Goal:
Return all lines where the word "marquee" can be found.

Data provided:
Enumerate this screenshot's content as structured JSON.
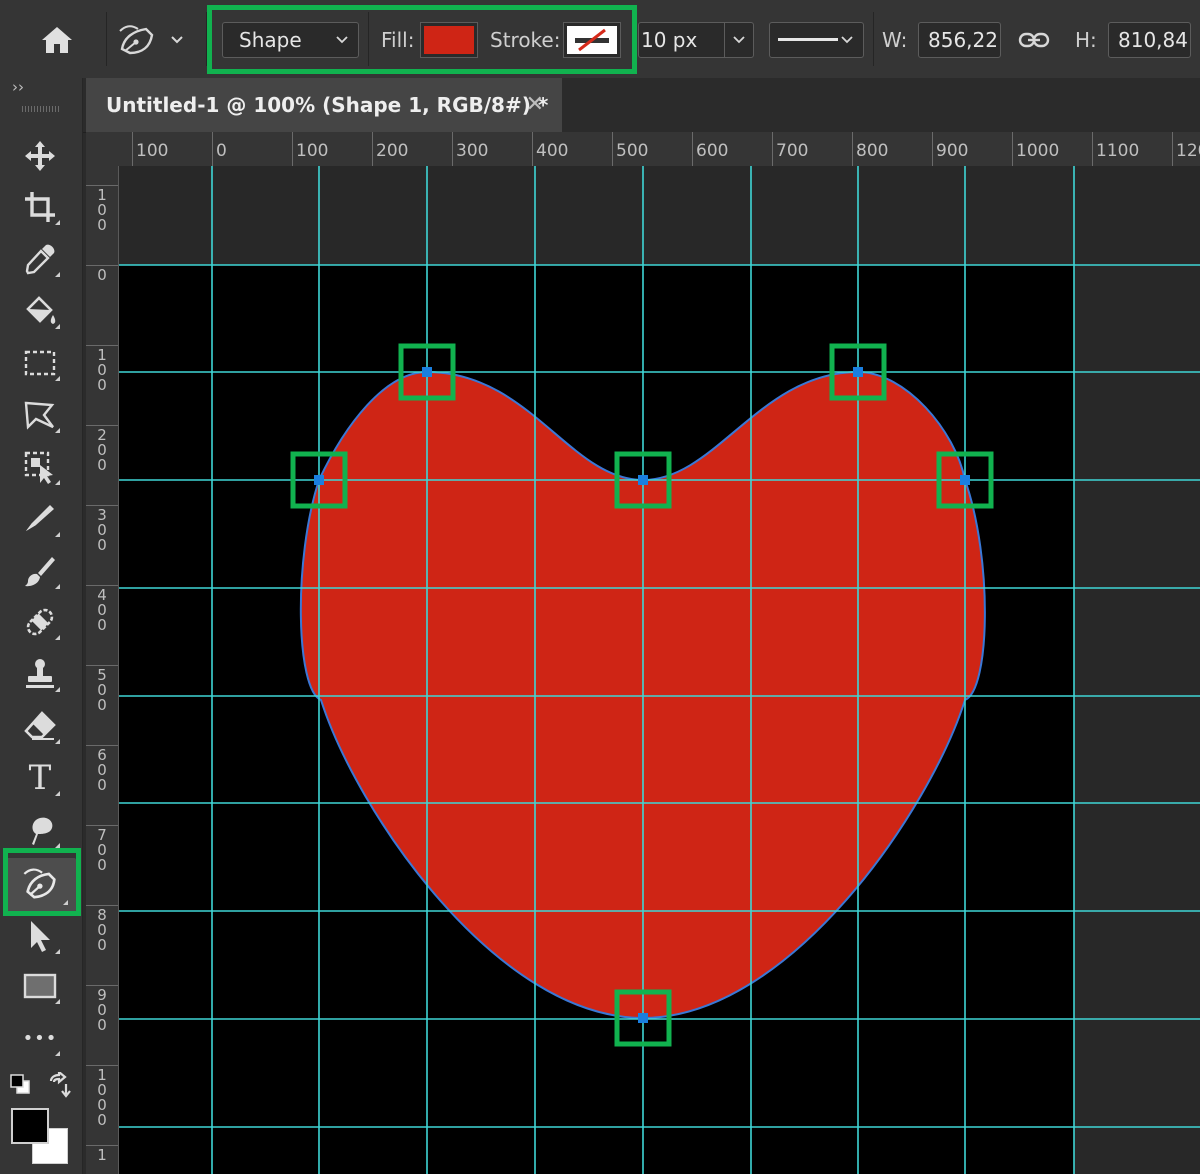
{
  "options_bar": {
    "mode_value": "Shape",
    "fill_label": "Fill:",
    "fill_color": "#cf2515",
    "stroke_label": "Stroke:",
    "stroke_width_value": "10 px",
    "width_label": "W:",
    "width_value": "856,22",
    "height_label": "H:",
    "height_value": "810,84"
  },
  "document": {
    "tab_title": "Untitled-1 @ 100% (Shape 1, RGB/8#) *",
    "close_glyph": "✕"
  },
  "toolbar": {
    "collapse_glyph": "››",
    "tools": [
      {
        "name": "move-tool",
        "icon": "move-icon"
      },
      {
        "name": "crop-tool",
        "icon": "crop-icon"
      },
      {
        "name": "eyedropper-tool",
        "icon": "eyedropper-icon"
      },
      {
        "name": "paint-bucket-tool",
        "icon": "paint-bucket-icon"
      },
      {
        "name": "rectangular-marquee-tool",
        "icon": "marquee-icon"
      },
      {
        "name": "lasso-tool",
        "icon": "lasso-icon"
      },
      {
        "name": "object-selection-tool",
        "icon": "object-selection-icon"
      },
      {
        "name": "healing-tool",
        "icon": "healing-icon"
      },
      {
        "name": "brush-tool",
        "icon": "brush-icon"
      },
      {
        "name": "spot-healing-tool",
        "icon": "bandage-icon"
      },
      {
        "name": "clone-stamp-tool",
        "icon": "stamp-icon"
      },
      {
        "name": "eraser-tool",
        "icon": "eraser-icon"
      },
      {
        "name": "type-tool",
        "icon": "type-icon"
      },
      {
        "name": "smudge-tool",
        "icon": "smudge-icon"
      },
      {
        "name": "curvature-pen-tool",
        "icon": "curvature-pen-icon",
        "active": true
      },
      {
        "name": "path-selection-tool",
        "icon": "arrow-icon"
      },
      {
        "name": "rectangle-tool",
        "icon": "rectangle-icon"
      },
      {
        "name": "more-tools",
        "icon": "ellipsis-icon"
      }
    ],
    "type_glyph": "T",
    "more_glyph": "•••",
    "foreground_color": "#000000",
    "background_color": "#ffffff"
  },
  "rulers": {
    "horizontal": [
      "100",
      "0",
      "100",
      "200",
      "300",
      "400",
      "500",
      "600",
      "700",
      "800",
      "900",
      "1000",
      "1100",
      "120"
    ],
    "vertical": [
      "100",
      "0",
      "100",
      "200",
      "300",
      "400",
      "500",
      "600",
      "700",
      "800",
      "900",
      "1000",
      "1"
    ]
  },
  "canvas": {
    "guide_color": "#3fd6d6",
    "shape_fill": "#cf2515",
    "path_color": "#3a78d6",
    "anchor_color": "#1a7fe0",
    "highlight_color": "#11b24f"
  }
}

Solution to this problem:
        "name": "rectangular-marquee-tool",
        "icon": "marquee-icon"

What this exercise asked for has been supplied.